GOAL: Show each line of the data below that has the string "based" in it.

(Extracts from a graphics dataset)
========================

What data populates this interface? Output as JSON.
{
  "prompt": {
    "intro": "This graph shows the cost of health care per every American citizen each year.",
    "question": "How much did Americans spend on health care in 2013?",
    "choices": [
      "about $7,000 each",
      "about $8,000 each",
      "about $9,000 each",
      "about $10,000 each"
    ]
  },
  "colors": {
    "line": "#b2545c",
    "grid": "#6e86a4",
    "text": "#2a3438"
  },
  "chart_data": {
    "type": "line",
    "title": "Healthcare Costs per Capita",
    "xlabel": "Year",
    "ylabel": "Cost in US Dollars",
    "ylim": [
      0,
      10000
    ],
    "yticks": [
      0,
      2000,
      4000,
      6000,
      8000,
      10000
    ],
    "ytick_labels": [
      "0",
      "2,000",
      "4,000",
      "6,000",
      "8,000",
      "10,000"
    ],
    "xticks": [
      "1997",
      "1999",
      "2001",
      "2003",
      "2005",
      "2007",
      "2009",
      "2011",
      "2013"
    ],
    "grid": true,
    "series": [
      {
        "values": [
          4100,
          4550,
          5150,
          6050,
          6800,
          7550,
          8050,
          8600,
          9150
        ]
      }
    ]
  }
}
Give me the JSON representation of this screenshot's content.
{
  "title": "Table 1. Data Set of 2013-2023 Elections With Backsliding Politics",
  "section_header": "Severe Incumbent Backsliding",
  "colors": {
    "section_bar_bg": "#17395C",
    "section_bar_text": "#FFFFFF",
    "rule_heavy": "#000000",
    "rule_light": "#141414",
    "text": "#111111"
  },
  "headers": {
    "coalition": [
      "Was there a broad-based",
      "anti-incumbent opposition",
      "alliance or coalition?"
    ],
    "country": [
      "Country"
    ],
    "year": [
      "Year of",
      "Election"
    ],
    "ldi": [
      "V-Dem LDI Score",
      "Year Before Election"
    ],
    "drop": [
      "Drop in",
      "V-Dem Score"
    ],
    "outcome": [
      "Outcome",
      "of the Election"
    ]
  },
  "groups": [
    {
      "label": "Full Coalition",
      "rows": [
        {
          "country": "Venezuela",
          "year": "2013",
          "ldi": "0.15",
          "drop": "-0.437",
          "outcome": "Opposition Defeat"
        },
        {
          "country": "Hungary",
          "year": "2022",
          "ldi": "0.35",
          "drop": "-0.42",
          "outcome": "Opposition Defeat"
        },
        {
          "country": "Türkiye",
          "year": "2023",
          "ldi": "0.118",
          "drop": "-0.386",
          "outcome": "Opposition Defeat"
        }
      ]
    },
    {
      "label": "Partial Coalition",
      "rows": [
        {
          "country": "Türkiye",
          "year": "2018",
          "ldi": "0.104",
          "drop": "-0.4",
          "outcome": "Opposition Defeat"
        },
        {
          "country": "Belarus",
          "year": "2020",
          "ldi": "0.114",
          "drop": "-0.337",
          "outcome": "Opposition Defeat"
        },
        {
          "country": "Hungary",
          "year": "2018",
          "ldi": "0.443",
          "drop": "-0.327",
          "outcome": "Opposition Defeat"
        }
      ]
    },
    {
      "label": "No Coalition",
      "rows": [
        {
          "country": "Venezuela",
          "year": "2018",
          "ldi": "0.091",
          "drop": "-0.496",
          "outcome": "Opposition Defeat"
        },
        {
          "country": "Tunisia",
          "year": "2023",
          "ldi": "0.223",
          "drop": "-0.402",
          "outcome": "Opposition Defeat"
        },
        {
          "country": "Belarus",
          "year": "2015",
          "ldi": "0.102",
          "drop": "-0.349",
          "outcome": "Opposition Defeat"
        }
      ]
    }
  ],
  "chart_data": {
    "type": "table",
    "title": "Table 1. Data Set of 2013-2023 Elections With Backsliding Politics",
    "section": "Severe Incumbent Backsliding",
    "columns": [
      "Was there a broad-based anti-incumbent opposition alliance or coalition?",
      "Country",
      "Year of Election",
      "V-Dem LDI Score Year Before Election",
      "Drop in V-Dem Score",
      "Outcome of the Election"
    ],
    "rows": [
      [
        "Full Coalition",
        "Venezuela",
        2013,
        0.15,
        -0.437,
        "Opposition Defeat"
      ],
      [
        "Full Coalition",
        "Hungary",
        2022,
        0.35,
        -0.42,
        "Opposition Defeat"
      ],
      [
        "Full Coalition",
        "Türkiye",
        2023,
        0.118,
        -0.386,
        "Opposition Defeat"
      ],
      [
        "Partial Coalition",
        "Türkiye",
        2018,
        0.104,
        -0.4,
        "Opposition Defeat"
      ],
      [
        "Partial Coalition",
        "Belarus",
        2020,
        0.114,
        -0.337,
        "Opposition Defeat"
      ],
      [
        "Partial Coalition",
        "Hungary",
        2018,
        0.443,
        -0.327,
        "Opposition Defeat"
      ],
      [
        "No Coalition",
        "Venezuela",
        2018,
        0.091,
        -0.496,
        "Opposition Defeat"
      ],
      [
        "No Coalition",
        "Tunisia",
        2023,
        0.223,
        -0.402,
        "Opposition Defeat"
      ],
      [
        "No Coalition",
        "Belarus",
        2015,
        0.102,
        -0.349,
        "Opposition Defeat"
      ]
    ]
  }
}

========================

WRITTEN SOLUTION:
      "Was there a broad-based",
      "Was there a broad-based anti-incumbent opposition alliance or coalition?",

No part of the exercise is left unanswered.